AIM OF THE EXERCISE ->
Wherever the word "Arbetssökande" turns up in a line of the entries, copy that line.
** start PROVIDED RECORDS **
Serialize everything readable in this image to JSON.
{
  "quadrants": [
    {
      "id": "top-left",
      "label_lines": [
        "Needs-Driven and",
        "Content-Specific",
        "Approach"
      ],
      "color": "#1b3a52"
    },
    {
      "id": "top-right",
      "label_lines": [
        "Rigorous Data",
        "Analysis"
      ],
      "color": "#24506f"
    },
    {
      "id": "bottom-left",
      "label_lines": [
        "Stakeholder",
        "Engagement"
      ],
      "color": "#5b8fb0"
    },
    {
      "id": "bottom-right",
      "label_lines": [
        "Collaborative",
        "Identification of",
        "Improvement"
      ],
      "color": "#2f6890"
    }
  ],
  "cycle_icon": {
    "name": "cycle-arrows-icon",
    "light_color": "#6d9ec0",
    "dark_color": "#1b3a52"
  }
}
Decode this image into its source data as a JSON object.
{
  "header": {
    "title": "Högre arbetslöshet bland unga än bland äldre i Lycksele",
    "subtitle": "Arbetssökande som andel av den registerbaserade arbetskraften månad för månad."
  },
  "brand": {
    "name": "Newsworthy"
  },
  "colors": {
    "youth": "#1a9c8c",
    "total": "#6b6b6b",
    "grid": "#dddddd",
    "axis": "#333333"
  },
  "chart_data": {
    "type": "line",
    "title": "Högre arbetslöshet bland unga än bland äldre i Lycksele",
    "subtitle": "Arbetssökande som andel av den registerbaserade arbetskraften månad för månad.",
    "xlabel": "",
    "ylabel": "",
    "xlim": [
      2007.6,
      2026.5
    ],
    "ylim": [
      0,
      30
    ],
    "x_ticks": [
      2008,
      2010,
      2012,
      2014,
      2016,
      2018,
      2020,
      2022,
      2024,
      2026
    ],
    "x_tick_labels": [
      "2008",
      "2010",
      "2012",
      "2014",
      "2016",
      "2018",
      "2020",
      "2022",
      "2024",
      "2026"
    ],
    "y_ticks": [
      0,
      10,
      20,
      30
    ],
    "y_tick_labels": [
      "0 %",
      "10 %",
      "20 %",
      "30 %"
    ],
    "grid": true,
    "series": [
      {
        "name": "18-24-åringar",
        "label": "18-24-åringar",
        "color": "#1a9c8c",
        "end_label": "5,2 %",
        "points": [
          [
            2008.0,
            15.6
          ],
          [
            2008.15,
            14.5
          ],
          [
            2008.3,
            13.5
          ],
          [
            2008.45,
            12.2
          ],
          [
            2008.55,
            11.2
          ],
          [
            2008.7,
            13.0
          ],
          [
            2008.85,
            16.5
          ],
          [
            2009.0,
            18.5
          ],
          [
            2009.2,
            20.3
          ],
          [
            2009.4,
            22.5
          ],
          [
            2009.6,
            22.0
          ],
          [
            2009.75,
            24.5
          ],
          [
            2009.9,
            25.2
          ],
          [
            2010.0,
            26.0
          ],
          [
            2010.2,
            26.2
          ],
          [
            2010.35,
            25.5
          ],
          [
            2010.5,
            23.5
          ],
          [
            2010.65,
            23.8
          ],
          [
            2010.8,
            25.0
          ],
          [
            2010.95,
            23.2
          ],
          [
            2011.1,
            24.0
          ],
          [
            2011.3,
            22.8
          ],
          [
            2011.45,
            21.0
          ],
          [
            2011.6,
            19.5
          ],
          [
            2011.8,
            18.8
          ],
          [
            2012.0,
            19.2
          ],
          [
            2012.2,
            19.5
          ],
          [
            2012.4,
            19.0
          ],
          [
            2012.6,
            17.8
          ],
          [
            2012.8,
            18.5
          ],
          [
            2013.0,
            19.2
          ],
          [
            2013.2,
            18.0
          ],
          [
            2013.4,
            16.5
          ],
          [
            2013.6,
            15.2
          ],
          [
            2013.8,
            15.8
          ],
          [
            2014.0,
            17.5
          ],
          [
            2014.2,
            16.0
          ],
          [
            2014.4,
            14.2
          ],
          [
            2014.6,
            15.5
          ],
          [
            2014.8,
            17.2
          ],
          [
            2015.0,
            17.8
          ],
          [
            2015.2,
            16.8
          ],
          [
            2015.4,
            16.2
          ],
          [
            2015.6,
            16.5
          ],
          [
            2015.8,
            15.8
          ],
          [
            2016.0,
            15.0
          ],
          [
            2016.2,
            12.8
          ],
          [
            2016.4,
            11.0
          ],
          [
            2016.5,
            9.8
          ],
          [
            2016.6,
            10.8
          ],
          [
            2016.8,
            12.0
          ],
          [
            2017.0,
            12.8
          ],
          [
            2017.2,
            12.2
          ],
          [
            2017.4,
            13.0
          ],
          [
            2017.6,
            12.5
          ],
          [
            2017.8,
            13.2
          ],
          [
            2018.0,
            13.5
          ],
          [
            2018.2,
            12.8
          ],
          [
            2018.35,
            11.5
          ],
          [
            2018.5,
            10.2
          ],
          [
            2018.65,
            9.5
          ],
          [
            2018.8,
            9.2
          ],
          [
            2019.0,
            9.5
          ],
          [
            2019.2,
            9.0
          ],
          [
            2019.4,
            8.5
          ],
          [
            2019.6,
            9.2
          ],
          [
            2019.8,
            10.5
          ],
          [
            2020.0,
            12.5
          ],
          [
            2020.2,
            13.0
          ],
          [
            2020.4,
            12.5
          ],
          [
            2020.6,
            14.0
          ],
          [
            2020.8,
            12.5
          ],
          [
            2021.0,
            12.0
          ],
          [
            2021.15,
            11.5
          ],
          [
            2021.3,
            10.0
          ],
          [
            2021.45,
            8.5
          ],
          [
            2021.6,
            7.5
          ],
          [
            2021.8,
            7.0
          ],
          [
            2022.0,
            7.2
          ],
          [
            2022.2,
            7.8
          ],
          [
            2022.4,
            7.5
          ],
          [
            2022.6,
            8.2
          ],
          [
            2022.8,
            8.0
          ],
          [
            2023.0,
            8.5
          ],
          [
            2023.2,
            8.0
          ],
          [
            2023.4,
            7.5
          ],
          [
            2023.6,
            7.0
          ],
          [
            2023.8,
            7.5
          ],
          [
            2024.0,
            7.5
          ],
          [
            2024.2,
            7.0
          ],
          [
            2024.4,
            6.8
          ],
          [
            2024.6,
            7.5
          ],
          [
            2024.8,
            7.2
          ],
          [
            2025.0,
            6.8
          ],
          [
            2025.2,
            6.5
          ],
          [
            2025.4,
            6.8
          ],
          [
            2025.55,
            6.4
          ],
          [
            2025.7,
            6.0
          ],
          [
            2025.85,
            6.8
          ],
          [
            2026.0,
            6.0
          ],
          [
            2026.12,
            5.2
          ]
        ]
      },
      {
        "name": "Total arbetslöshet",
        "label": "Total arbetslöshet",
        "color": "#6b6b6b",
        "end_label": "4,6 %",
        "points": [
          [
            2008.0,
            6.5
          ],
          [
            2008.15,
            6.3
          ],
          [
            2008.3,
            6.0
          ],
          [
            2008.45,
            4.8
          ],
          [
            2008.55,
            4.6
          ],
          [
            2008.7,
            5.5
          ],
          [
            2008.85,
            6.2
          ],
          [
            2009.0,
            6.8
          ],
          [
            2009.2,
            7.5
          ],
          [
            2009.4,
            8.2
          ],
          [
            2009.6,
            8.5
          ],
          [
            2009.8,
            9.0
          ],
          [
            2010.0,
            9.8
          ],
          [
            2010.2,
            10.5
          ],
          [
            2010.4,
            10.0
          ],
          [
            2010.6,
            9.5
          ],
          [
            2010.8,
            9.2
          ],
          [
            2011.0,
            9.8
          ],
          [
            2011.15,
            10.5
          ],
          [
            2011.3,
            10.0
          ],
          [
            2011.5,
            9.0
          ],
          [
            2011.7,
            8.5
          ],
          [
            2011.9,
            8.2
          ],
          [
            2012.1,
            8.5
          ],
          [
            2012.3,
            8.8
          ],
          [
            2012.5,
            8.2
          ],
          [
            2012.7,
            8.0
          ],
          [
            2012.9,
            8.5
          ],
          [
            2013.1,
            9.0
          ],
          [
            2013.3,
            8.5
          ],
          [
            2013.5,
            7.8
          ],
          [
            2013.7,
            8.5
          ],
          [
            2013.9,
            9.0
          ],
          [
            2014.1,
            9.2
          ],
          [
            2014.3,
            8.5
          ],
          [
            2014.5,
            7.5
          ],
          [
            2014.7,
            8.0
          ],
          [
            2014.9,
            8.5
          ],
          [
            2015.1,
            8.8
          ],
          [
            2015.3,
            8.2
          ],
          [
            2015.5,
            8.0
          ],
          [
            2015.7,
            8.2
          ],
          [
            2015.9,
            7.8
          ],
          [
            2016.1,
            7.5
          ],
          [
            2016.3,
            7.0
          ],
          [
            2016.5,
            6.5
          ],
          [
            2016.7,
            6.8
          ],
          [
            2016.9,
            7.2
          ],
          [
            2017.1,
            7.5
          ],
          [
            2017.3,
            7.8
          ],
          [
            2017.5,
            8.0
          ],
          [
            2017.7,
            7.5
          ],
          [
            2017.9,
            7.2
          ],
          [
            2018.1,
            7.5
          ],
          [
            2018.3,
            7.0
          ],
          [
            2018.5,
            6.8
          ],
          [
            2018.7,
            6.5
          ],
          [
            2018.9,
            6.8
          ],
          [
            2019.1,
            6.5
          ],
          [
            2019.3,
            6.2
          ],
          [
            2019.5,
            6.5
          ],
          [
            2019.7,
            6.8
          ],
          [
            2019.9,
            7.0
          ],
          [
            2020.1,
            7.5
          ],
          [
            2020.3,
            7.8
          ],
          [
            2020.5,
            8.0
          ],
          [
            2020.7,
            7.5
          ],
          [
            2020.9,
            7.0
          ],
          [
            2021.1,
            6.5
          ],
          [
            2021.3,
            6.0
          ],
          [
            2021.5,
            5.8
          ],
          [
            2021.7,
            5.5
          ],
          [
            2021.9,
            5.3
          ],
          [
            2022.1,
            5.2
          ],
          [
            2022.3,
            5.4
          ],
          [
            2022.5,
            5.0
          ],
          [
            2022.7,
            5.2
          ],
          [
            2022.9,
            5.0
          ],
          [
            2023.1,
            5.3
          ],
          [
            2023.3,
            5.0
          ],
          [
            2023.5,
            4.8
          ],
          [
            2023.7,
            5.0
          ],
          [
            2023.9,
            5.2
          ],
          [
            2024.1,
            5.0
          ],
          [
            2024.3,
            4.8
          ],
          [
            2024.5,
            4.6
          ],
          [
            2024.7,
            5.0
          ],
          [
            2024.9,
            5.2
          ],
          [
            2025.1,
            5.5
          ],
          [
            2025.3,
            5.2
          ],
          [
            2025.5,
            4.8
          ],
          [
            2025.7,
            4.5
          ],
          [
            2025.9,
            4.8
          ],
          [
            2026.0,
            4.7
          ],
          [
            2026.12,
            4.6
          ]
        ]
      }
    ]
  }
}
** end PROVIDED RECORDS **
OUTPUT FOR THIS EXERCISE ->
    "subtitle": "Arbetssökande som andel av den registerbaserade arbetskraften månad för månad."
    "subtitle": "Arbetssökande som andel av den registerbaserade arbetskraften månad för månad.",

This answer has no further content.